* WHAT IS ASKED *
Render every line of the entries below as a JSON list of strings, with one string per line and blank lines omitted.

+--

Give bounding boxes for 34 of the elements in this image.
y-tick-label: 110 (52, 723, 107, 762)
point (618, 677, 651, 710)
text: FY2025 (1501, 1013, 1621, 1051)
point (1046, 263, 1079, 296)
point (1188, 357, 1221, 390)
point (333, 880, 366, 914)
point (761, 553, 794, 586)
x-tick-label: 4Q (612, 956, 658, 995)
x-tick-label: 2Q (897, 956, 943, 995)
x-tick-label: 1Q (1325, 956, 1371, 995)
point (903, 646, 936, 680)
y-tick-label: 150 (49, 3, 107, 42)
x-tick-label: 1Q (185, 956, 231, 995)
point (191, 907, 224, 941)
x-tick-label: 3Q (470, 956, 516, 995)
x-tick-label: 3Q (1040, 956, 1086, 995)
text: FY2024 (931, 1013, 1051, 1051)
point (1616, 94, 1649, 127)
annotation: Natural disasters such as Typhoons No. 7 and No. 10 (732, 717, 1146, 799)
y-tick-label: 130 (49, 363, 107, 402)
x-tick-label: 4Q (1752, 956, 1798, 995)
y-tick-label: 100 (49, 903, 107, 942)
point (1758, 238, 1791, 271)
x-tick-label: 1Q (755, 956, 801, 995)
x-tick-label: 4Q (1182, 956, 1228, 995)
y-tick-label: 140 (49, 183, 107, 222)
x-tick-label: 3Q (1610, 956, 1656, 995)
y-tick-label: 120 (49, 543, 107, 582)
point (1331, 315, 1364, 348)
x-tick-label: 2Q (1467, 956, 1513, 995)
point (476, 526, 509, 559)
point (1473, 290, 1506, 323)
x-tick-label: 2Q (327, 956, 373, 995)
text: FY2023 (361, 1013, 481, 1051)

+--

* EXERCISE SOLUTION *
[
  "Give bounding boxes for 34 of the elements in this image.",
  "y-tick-label: 110 (52, 723, 107, 762)",
  "point (618, 677, 651, 710)",
  "text: FY2025 (1501, 1013, 1621, 1051)",
  "point (1046, 263, 1079, 296)",
  "point (1188, 357, 1221, 390)",
  "point (333, 880, 366, 914)",
  "point (761, 553, 794, 586)",
  "x-tick-label: 4Q (612, 956, 658, 995)",
  "x-tick-label: 2Q (897, 956, 943, 995)",
  "x-tick-label: 1Q (1325, 956, 1371, 995)",
  "point (903, 646, 936, 680)",
  "y-tick-label: 150 (49, 3, 107, 42)",
  "x-tick-label: 1Q (185, 956, 231, 995)",
  "point (191, 907, 224, 941)",
  "x-tick-label: 3Q (470, 956, 516, 995)",
  "x-tick-label: 3Q (1040, 956, 1086, 995)",
  "text: FY2024 (931, 1013, 1051, 1051)",
  "point (1616, 94, 1649, 127)",
  "annotation: Natural disasters such as Typhoons No. 7 and No. 10 (732, 717, 1146, 799)",
  "y-tick-label: 130 (49, 363, 107, 402)",
  "x-tick-label: 4Q (1752, 956, 1798, 995)",
  "y-tick-label: 100 (49, 903, 107, 942)",
  "point (1758, 238, 1791, 271)",
  "x-tick-label: 1Q (755, 956, 801, 995)",
  "x-tick-label: 4Q (1182, 956, 1228, 995)",
  "y-tick-label: 140 (49, 183, 107, 222)",
  "x-tick-label: 3Q (1610, 956, 1656, 995)",
  "y-tick-label: 120 (49, 543, 107, 582)",
  "point (1331, 315, 1364, 348)",
  "x-tick-label: 2Q (1467, 956, 1513, 995)",
  "point (476, 526, 509, 559)",
  "point (1473, 290, 1506, 323)",
  "x-tick-label: 2Q (327, 956, 373, 995)",
  "text: FY2023 (361, 1013, 481, 1051)"
]